WHAT YOU NEED TO DO: Retype each record below word for word. Leave the pictures out.

+-------+

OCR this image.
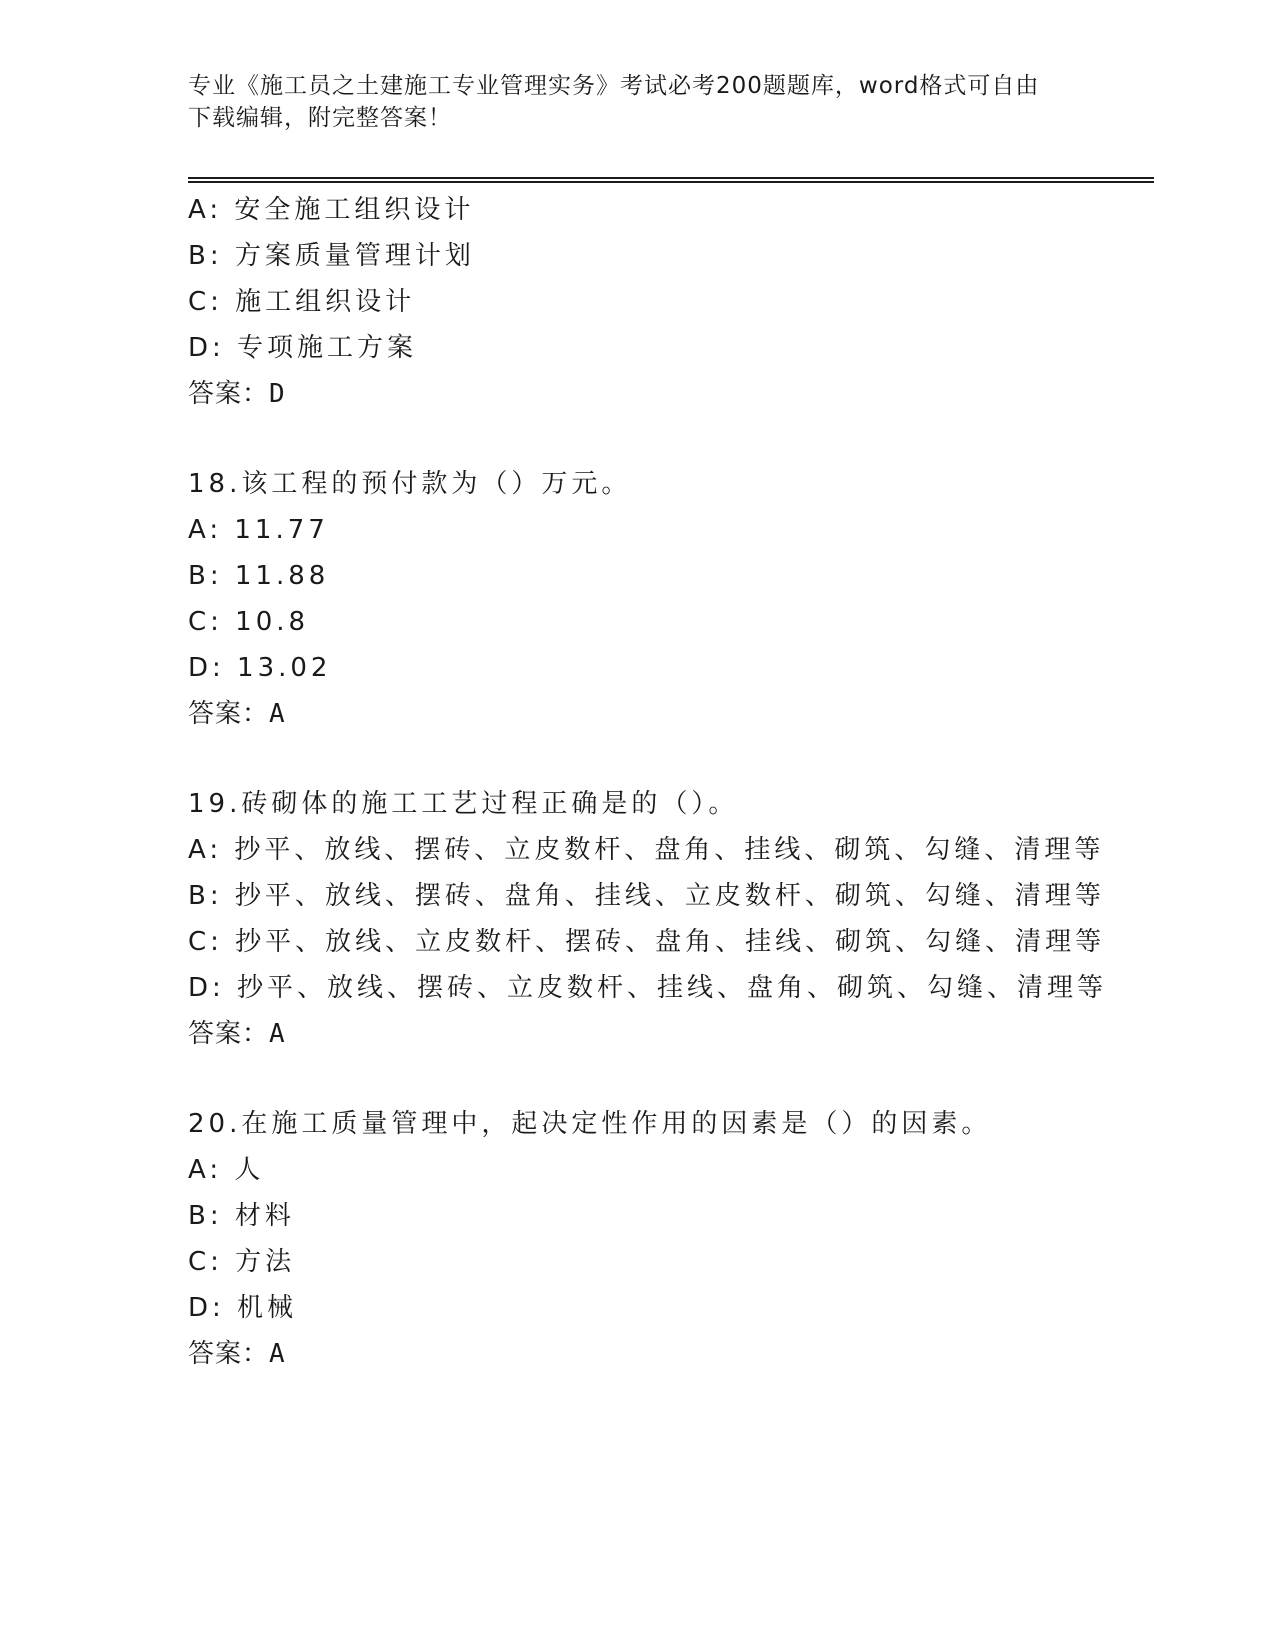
专业《施工员之土建施工专业管理实务》考试必考200题题库，word格式可自由
下载编辑，附完整答案！
A: 安全施工组织设计
B: 方案质量管理计划
C: 施工组织设计
D: 专项施工方案
答案：D
18.该工程的预付款为（）万元。
A: 11.77
B: 11.88
C: 10.8
D: 13.02
答案：A
19.砖砌体的施工工艺过程正确是的（）。
A: 抄平、放线、摆砖、立皮数杆、盘角、挂线、砌筑、勾缝、清理等
B: 抄平、放线、摆砖、盘角、挂线、立皮数杆、砌筑、勾缝、清理等
C: 抄平、放线、立皮数杆、摆砖、盘角、挂线、砌筑、勾缝、清理等
D: 抄平、放线、摆砖、立皮数杆、挂线、盘角、砌筑、勾缝、清理等
答案：A
20.在施工质量管理中，起决定性作用的因素是（）的因素。
A: 人
B: 材料
C: 方法
D: 机械
答案：A
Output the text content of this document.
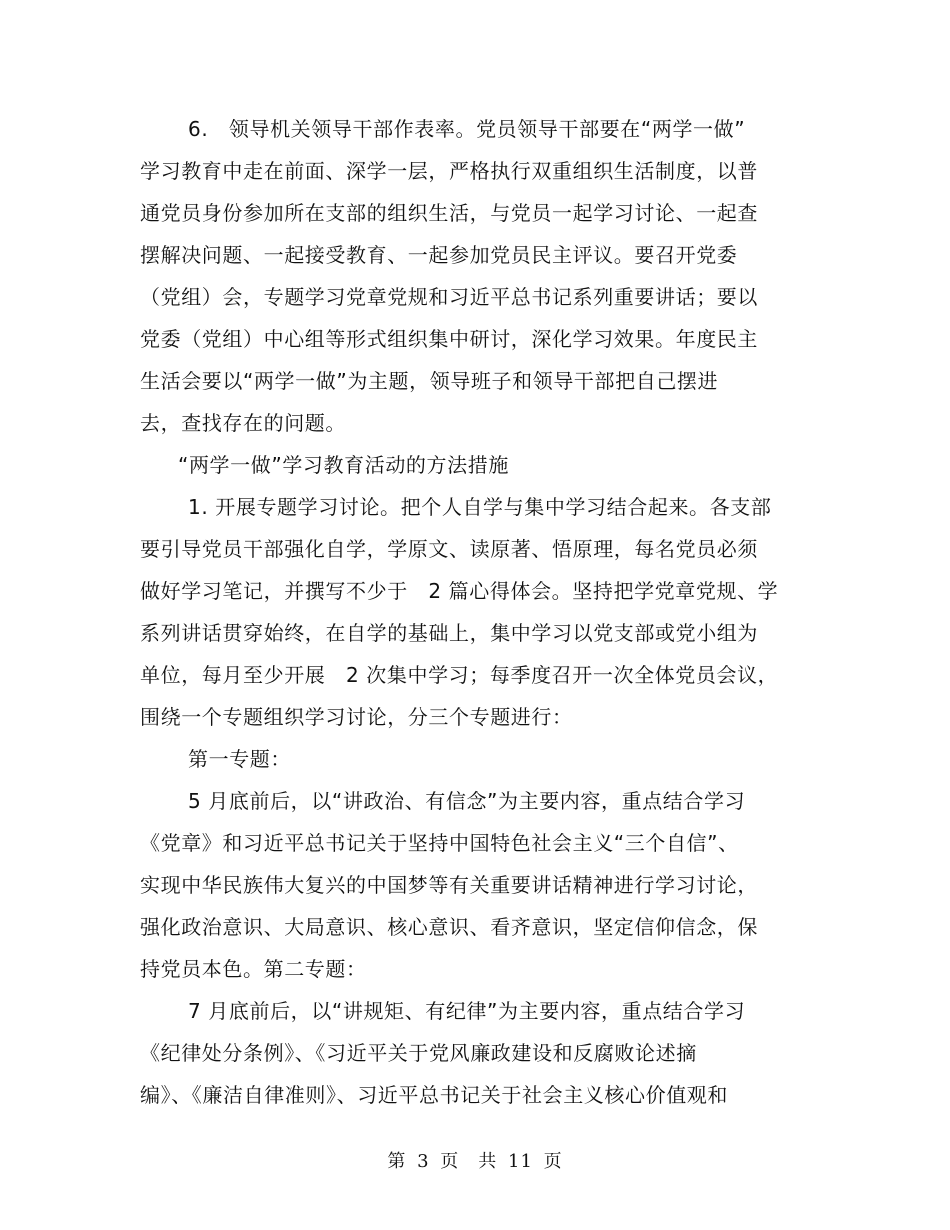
6.　领导机关领导干部作表率。党员领导干部要在“两学一做”
学习教育中走在前面、深学一层，严格执行双重组织生活制度，以普
通党员身份参加所在支部的组织生活，与党员一起学习讨论、一起查
摆解决问题、一起接受教育、一起参加党员民主评议。要召开党委
（党组）会，专题学习党章党规和习近平总书记系列重要讲话；要以
党委（党组）中心组等形式组织集中研讨，深化学习效果。年度民主
生活会要以“两学一做”为主题，领导班子和领导干部把自己摆进
去，查找存在的问题。
“两学一做”学习教育活动的方法措施
1. 开展专题学习讨论。把个人自学与集中学习结合起来。各支部
要引导党员干部强化自学，学原文、读原著、悟原理，每名党员必须
做好学习笔记，并撰写不少于　2 篇心得体会。坚持把学党章党规、学
系列讲话贯穿始终，在自学的基础上，集中学习以党支部或党小组为
单位，每月至少开展　2 次集中学习；每季度召开一次全体党员会议，
围绕一个专题组织学习讨论，分三个专题进行：
第一专题：
5 月底前后，以“讲政治、有信念”为主要内容，重点结合学习
《党章》和习近平总书记关于坚持中国特色社会主义“三个自信”、
实现中华民族伟大复兴的中国梦等有关重要讲话精神进行学习讨论，
强化政治意识、大局意识、核心意识、看齐意识，坚定信仰信念，保
持党员本色。第二专题：
7 月底前后，以“讲规矩、有纪律”为主要内容，重点结合学习
《纪律处分条例》、《习近平关于党风廉政建设和反腐败论述摘
编》、《廉洁自律准则》、习近平总书记关于社会主义核心价值观和
第 3 页　共 11 页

+-------+

ANSWER TO THE EXERCISE:
OCR this image.
专业《施工员之土建施工专业管理实务》考试必考200题题库，word格式可自由
下载编辑，附完整答案！
A: 安全施工组织设计
B: 方案质量管理计划
C: 施工组织设计
D: 专项施工方案
答案：D
18.该工程的预付款为（）万元。
A: 11.77
B: 11.88
C: 10.8
D: 13.02
答案：A
19.砖砌体的施工工艺过程正确是的（）。
A: 抄平、放线、摆砖、立皮数杆、盘角、挂线、砌筑、勾缝、清理等
B: 抄平、放线、摆砖、盘角、挂线、立皮数杆、砌筑、勾缝、清理等
C: 抄平、放线、立皮数杆、摆砖、盘角、挂线、砌筑、勾缝、清理等
D: 抄平、放线、摆砖、立皮数杆、挂线、盘角、砌筑、勾缝、清理等
答案：A
20.在施工质量管理中，起决定性作用的因素是（）的因素。
A: 人
B: 材料
C: 方法
D: 机械
答案：A
Output the text content of this document.
6.　领导机关领导干部作表率。党员领导干部要在“两学一做”
学习教育中走在前面、深学一层，严格执行双重组织生活制度，以普
通党员身份参加所在支部的组织生活，与党员一起学习讨论、一起查
摆解决问题、一起接受教育、一起参加党员民主评议。要召开党委
（党组）会，专题学习党章党规和习近平总书记系列重要讲话；要以
党委（党组）中心组等形式组织集中研讨，深化学习效果。年度民主
生活会要以“两学一做”为主题，领导班子和领导干部把自己摆进
去，查找存在的问题。
“两学一做”学习教育活动的方法措施
1. 开展专题学习讨论。把个人自学与集中学习结合起来。各支部
要引导党员干部强化自学，学原文、读原著、悟原理，每名党员必须
做好学习笔记，并撰写不少于　2 篇心得体会。坚持把学党章党规、学
系列讲话贯穿始终，在自学的基础上，集中学习以党支部或党小组为
单位，每月至少开展　2 次集中学习；每季度召开一次全体党员会议，
围绕一个专题组织学习讨论，分三个专题进行：
第一专题：
5 月底前后，以“讲政治、有信念”为主要内容，重点结合学习
《党章》和习近平总书记关于坚持中国特色社会主义“三个自信”、
实现中华民族伟大复兴的中国梦等有关重要讲话精神进行学习讨论，
强化政治意识、大局意识、核心意识、看齐意识，坚定信仰信念，保
持党员本色。第二专题：
7 月底前后，以“讲规矩、有纪律”为主要内容，重点结合学习
《纪律处分条例》、《习近平关于党风廉政建设和反腐败论述摘
编》、《廉洁自律准则》、习近平总书记关于社会主义核心价值观和
第 3 页　共 11 页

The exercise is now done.